[Page element annotations]
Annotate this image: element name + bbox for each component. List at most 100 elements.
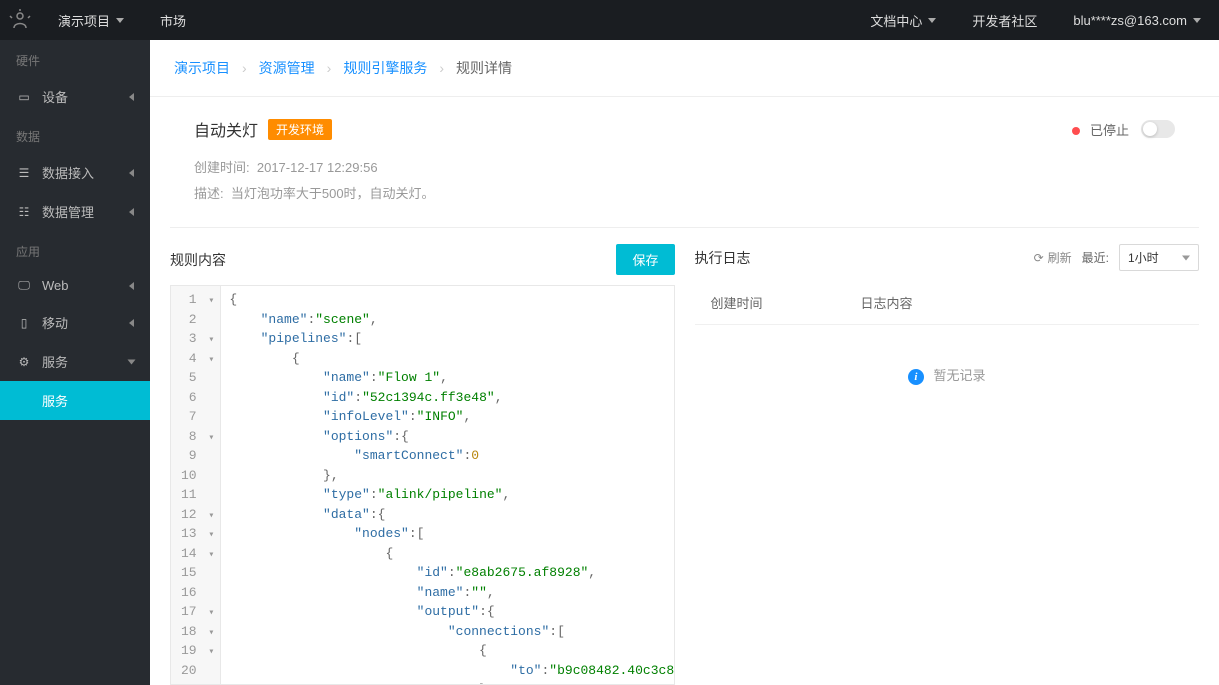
- sidebar-item-device[interactable]: ▭ 设备: [0, 77, 150, 116]
- gutter-line: 7: [181, 407, 214, 427]
- sidebar-item-data-mgmt[interactable]: ☷ 数据管理: [0, 192, 150, 231]
- sidebar-subitem-service[interactable]: 服务: [0, 381, 150, 420]
- code-line: "output":{: [229, 602, 665, 622]
- gutter-line: 1 ▾: [181, 290, 214, 310]
- log-col-content: 日志内容: [861, 293, 1184, 312]
- sidebar-item-web[interactable]: 🖵 Web: [0, 268, 150, 303]
- code-line: "type":"alink/pipeline",: [229, 485, 665, 505]
- gutter-line: 18 ▾: [181, 622, 214, 642]
- breadcrumb-separator: ›: [242, 60, 247, 76]
- code-line: {: [229, 544, 665, 564]
- project-dropdown[interactable]: 演示项目: [40, 0, 142, 40]
- sidebar-section-app: 应用: [0, 231, 150, 268]
- breadcrumb-project[interactable]: 演示项目: [174, 58, 230, 78]
- code-editor[interactable]: 1 ▾2 3 ▾4 ▾5 6 7 8 ▾9 10 11 12 ▾13 ▾14 ▾…: [170, 285, 675, 685]
- sidebar-item-service[interactable]: ⚙ 服务: [0, 342, 150, 381]
- code-line: "name":"",: [229, 583, 665, 603]
- code-line: "nodes":[: [229, 524, 665, 544]
- gutter-line: 17 ▾: [181, 602, 214, 622]
- chevron-left-icon: [129, 319, 134, 327]
- time-range-select[interactable]: 1小时: [1119, 244, 1199, 271]
- rule-content-title: 规则内容: [170, 250, 226, 270]
- log-table-header: 创建时间 日志内容: [695, 281, 1200, 325]
- gutter-line: 4 ▾: [181, 349, 214, 369]
- breadcrumb-resource[interactable]: 资源管理: [259, 58, 315, 78]
- data-mgmt-icon: ☷: [16, 205, 32, 219]
- gutter-line: 2: [181, 310, 214, 330]
- mobile-icon: ▯: [16, 316, 32, 330]
- sidebar-section-hardware: 硬件: [0, 40, 150, 77]
- sidebar-section-data: 数据: [0, 116, 150, 153]
- main-content: 演示项目 › 资源管理 › 规则引擎服务 › 规则详情 自动关灯 开发环境 已停…: [150, 40, 1219, 685]
- log-empty-state: i 暂无记录: [695, 325, 1200, 425]
- code-line: "connections":[: [229, 622, 665, 642]
- code-line: "data":{: [229, 505, 665, 525]
- nav-doc-center[interactable]: 文档中心: [852, 0, 954, 40]
- breadcrumb-current: 规则详情: [456, 58, 512, 78]
- code-line: "smartConnect":0: [229, 446, 665, 466]
- log-title: 执行日志: [695, 248, 751, 268]
- gutter-line: 12 ▾: [181, 505, 214, 525]
- gutter-line: 5: [181, 368, 214, 388]
- gutter-line: 13 ▾: [181, 524, 214, 544]
- nav-market[interactable]: 市场: [142, 0, 204, 40]
- description-row: 描述: 当灯泡功率大于500时，自动关灯。: [194, 181, 1175, 207]
- log-col-time: 创建时间: [711, 293, 861, 312]
- chevron-left-icon: [129, 282, 134, 290]
- chevron-down-icon: [128, 359, 136, 364]
- log-panel: 执行日志 ⟳ 刷新 最近: 1小时 创建时间 日志内容: [695, 244, 1200, 425]
- sidebar: 硬件 ▭ 设备 数据 ☰ 数据接入 ☷ 数据管理 应用 🖵 Web ▯ 移动: [0, 40, 150, 685]
- gutter-line: 3 ▾: [181, 329, 214, 349]
- chevron-left-icon: [129, 169, 134, 177]
- code-line: "to":"b9c08482.40c3c8": [229, 661, 665, 681]
- save-button[interactable]: 保存: [616, 244, 674, 275]
- gutter-line: 14 ▾: [181, 544, 214, 564]
- chevron-left-icon: [129, 93, 134, 101]
- status-badge: 已停止: [1072, 120, 1129, 139]
- rule-title: 自动关灯: [194, 117, 258, 141]
- user-menu[interactable]: blu****zs@163.com: [1055, 0, 1219, 40]
- breadcrumb-separator: ›: [327, 60, 332, 76]
- recent-label: 最近:: [1082, 249, 1109, 266]
- caret-down-icon: [1193, 18, 1201, 23]
- code-line: {: [229, 349, 665, 369]
- rule-header: 自动关灯 开发环境 已停止 创建时间: 2017-12-17 12:29:56: [170, 97, 1199, 228]
- code-line: "pipelines":[: [229, 329, 665, 349]
- refresh-icon: ⟳: [1034, 251, 1044, 265]
- breadcrumb-separator: ›: [439, 60, 444, 76]
- nav-dev-community[interactable]: 开发者社区: [954, 0, 1055, 40]
- refresh-button[interactable]: ⟳ 刷新: [1034, 249, 1072, 266]
- sidebar-item-mobile[interactable]: ▯ 移动: [0, 303, 150, 342]
- code-line: "options":{: [229, 427, 665, 447]
- device-icon: ▭: [16, 90, 32, 104]
- gutter-line: 6: [181, 388, 214, 408]
- gutter-line: 10: [181, 466, 214, 486]
- editor-gutter: 1 ▾2 3 ▾4 ▾5 6 7 8 ▾9 10 11 12 ▾13 ▾14 ▾…: [171, 286, 221, 684]
- env-tag: 开发环境: [268, 119, 332, 140]
- gutter-line: 20: [181, 661, 214, 681]
- code-line: "infoLevel":"INFO",: [229, 407, 665, 427]
- caret-down-icon: [928, 18, 936, 23]
- breadcrumb-rule-engine[interactable]: 规则引擎服务: [343, 58, 427, 78]
- code-line: {: [229, 290, 665, 310]
- gutter-line: 11: [181, 485, 214, 505]
- status-dot-icon: [1072, 127, 1080, 135]
- gutter-line: 16: [181, 583, 214, 603]
- code-line: "name":"Flow 1",: [229, 368, 665, 388]
- rule-content-panel: 规则内容 保存 1 ▾2 3 ▾4 ▾5 6 7 8 ▾9 10 11 12 ▾…: [170, 244, 675, 685]
- code-line: {: [229, 641, 665, 661]
- sidebar-item-data-access[interactable]: ☰ 数据接入: [0, 153, 150, 192]
- enable-toggle[interactable]: [1141, 120, 1175, 138]
- user-email: blu****zs@163.com: [1073, 13, 1187, 28]
- gutter-line: 9: [181, 446, 214, 466]
- code-line: },: [229, 466, 665, 486]
- top-navbar: 演示项目 市场 文档中心 开发者社区 blu****zs@163.com: [0, 0, 1219, 40]
- gutter-line: 21: [181, 680, 214, 685]
- code-line: "id":"e8ab2675.af8928",: [229, 563, 665, 583]
- caret-down-icon: [116, 18, 124, 23]
- created-time-row: 创建时间: 2017-12-17 12:29:56: [194, 155, 1175, 181]
- info-icon: i: [908, 369, 924, 385]
- code-line: "name":"scene",: [229, 310, 665, 330]
- logo-icon[interactable]: [0, 0, 40, 40]
- editor-code[interactable]: { "name":"scene", "pipelines":[ { "name"…: [221, 286, 673, 684]
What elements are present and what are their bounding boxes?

• _YOUR OBJECTIVE_
Repeat verbatim the stretch of entries from the line containing "- sidebar-item-device[interactable]: ▭" through the line containing "- sidebar-section-app: 应用: [0, 231, 150, 268]", including both of those lines.

• _EXERCISE SOLUTION_
- sidebar-item-device[interactable]: ▭ 设备: [0, 77, 150, 116]
- gutter-line: 7: [181, 407, 214, 427]
- sidebar-item-data-mgmt[interactable]: ☷ 数据管理: [0, 192, 150, 231]
- sidebar-subitem-service[interactable]: 服务: [0, 381, 150, 420]
- code-line: "output":{: [229, 602, 665, 622]
- gutter-line: 1 ▾: [181, 290, 214, 310]
- log-col-content: 日志内容: [861, 293, 1184, 312]
- sidebar-item-web[interactable]: 🖵 Web: [0, 268, 150, 303]
- code-line: "type":"alink/pipeline",: [229, 485, 665, 505]
- gutter-line: 18 ▾: [181, 622, 214, 642]
- breadcrumb-separator: ›: [242, 60, 247, 76]
- code-line: {: [229, 544, 665, 564]
- project-dropdown[interactable]: 演示项目: [40, 0, 142, 40]
- sidebar-section-app: 应用: [0, 231, 150, 268]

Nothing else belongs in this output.